WRITTEN EXERCISE: Filter this data down to the lines that hold "blacklists", and copy them.

+++ INFORMATION PROVIDED

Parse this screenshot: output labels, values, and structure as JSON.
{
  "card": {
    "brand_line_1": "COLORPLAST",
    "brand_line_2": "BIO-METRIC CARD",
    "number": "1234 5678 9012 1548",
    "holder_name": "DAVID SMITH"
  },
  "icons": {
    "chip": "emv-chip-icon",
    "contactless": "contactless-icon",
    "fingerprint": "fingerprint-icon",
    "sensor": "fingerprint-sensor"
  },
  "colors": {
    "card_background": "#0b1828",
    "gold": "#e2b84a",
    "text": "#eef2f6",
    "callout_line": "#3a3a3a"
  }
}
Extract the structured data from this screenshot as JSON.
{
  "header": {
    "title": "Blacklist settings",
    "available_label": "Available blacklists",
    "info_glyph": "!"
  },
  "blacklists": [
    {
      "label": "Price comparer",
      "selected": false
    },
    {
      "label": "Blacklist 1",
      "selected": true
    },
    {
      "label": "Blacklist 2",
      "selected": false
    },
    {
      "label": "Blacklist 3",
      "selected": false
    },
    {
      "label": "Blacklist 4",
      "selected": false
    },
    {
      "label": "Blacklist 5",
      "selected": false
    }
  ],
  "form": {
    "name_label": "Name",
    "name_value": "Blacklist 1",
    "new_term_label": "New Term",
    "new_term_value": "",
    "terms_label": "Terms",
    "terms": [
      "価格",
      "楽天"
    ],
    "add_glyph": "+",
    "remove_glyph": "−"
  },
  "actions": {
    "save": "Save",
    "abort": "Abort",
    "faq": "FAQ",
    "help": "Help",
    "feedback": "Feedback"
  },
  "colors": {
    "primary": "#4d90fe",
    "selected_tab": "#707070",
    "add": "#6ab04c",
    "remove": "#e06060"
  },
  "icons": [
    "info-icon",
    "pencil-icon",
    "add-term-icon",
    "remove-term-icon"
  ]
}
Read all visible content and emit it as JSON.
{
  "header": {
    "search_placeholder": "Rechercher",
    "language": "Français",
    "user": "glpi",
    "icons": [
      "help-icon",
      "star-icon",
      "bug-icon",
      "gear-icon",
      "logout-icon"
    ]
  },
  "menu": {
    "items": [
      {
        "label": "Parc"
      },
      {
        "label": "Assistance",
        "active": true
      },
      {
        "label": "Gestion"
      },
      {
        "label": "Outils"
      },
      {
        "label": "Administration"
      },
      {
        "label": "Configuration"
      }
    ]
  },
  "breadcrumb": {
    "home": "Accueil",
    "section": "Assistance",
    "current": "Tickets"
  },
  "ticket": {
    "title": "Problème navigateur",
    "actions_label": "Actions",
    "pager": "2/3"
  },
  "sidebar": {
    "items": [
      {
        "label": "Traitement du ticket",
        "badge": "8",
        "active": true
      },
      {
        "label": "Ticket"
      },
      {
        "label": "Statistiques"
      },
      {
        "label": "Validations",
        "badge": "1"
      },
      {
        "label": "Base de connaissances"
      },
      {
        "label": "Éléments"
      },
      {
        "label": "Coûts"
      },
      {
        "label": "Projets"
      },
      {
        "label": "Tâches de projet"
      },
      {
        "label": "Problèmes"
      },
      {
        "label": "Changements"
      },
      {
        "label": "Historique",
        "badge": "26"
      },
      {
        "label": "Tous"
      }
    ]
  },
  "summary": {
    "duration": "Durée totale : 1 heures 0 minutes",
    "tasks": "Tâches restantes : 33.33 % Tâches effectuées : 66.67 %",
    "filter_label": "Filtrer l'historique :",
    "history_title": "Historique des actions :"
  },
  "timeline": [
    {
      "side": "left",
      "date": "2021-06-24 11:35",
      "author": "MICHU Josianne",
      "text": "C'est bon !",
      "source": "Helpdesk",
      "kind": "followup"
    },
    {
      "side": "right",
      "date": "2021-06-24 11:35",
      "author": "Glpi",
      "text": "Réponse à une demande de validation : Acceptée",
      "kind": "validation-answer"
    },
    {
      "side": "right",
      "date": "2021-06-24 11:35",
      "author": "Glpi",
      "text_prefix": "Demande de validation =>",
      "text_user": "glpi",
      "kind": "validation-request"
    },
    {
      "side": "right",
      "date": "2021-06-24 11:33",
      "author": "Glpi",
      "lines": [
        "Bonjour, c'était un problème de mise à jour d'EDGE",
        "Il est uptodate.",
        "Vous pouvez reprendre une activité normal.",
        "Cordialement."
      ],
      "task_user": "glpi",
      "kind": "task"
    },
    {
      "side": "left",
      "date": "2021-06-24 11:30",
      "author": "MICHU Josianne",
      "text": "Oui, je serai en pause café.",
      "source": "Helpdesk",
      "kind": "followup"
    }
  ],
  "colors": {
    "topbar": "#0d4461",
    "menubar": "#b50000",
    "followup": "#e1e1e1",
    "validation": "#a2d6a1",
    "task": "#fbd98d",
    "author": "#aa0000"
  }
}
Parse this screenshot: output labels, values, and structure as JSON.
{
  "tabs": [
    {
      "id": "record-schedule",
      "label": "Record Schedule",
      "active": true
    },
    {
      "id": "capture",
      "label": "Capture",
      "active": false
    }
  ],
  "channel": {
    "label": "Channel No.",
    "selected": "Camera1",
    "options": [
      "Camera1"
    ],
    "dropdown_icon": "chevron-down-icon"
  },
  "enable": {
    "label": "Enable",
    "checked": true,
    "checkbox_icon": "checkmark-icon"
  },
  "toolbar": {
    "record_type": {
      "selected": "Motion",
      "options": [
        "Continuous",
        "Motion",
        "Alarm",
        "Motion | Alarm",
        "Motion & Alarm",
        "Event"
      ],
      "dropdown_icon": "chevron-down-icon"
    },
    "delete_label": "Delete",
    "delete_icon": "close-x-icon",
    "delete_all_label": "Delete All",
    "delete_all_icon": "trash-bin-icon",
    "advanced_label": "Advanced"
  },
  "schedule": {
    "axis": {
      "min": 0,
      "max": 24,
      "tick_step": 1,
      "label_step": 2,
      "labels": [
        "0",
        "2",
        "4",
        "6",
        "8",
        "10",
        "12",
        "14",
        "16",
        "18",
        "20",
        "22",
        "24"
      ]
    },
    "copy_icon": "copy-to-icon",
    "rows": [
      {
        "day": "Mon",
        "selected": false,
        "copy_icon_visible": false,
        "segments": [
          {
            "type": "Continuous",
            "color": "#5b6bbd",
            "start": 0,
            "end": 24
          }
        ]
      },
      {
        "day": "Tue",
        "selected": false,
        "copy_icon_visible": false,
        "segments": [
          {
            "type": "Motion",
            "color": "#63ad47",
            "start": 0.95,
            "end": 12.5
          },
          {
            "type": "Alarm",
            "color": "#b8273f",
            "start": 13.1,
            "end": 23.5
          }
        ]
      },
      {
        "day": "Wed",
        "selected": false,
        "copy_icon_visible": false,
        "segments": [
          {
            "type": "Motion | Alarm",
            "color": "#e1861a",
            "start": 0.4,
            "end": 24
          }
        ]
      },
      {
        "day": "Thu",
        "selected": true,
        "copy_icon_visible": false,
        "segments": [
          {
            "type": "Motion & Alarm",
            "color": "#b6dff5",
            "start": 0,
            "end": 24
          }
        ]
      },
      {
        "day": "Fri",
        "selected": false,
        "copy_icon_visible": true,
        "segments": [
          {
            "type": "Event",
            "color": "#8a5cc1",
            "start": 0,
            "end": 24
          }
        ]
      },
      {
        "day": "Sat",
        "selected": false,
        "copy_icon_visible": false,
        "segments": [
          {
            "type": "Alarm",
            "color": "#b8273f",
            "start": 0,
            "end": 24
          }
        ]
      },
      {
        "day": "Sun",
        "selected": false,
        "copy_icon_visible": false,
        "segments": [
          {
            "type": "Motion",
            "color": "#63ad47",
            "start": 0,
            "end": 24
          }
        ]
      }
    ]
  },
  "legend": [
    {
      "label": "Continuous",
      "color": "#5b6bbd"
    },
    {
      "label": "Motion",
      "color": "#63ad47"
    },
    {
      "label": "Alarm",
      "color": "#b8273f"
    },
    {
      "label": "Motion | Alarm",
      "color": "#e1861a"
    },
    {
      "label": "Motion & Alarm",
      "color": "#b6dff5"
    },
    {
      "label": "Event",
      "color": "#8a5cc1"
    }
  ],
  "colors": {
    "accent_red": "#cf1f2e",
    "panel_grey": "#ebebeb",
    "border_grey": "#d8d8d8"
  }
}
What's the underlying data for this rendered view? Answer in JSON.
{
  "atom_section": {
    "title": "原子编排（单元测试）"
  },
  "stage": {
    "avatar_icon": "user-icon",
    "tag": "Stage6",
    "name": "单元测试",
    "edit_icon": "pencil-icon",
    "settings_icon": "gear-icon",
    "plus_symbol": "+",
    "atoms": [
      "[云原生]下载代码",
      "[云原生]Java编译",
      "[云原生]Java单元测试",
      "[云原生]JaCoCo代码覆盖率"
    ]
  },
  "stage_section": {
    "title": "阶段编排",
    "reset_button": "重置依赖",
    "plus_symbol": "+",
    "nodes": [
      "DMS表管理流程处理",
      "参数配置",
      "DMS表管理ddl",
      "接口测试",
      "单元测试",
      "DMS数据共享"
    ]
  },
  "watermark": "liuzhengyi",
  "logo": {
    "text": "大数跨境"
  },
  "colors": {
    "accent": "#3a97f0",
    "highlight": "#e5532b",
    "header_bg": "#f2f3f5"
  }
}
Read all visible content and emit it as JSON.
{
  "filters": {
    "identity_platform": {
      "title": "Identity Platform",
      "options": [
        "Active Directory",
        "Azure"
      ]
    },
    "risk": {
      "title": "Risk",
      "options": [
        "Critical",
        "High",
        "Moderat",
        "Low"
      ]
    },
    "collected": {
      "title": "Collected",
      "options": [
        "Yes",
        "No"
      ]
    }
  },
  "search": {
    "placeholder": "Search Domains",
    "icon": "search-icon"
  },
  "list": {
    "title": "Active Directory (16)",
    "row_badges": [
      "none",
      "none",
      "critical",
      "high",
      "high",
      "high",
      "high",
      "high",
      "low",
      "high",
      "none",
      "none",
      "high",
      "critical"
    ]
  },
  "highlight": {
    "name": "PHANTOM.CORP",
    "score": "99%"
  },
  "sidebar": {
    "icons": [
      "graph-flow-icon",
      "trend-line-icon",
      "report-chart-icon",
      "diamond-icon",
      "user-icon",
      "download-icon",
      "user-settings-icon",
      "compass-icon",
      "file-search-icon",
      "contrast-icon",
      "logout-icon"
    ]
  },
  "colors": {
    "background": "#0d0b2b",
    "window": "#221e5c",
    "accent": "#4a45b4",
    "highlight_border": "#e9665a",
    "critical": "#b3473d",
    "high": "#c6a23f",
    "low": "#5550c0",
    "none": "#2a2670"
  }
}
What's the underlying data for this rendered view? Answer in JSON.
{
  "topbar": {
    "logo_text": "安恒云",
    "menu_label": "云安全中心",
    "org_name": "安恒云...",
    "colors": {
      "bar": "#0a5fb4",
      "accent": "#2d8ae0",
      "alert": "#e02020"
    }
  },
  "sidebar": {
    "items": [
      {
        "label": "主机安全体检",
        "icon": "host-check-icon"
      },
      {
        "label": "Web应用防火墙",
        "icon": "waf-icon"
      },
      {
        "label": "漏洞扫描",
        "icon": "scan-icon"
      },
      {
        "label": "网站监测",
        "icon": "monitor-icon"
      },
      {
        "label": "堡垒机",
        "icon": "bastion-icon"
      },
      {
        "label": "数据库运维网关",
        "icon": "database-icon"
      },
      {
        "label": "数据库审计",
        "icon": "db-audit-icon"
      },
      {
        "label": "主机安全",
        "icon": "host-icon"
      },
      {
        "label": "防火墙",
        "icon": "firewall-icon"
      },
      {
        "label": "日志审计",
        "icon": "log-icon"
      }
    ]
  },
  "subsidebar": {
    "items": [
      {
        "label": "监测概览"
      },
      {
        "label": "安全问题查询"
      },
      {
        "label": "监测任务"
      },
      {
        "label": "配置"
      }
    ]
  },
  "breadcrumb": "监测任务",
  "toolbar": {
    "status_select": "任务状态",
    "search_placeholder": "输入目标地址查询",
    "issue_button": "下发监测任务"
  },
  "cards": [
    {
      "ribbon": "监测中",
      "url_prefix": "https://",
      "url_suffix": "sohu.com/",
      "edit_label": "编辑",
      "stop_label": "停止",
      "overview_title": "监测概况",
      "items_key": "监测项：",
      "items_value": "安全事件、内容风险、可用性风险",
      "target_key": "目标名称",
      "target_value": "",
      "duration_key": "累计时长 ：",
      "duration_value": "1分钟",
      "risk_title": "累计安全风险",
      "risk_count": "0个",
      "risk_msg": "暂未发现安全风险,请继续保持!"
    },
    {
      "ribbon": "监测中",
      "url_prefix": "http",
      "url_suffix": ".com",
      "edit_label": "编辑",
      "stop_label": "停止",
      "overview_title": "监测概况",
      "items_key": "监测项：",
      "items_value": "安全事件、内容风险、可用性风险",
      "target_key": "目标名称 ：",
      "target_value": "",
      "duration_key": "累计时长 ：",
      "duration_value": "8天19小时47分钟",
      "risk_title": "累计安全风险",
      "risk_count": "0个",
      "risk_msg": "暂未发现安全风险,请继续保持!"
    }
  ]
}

++++++

RIGHT ANSWER:
    "available_label": "Available blacklists",
  "blacklists": [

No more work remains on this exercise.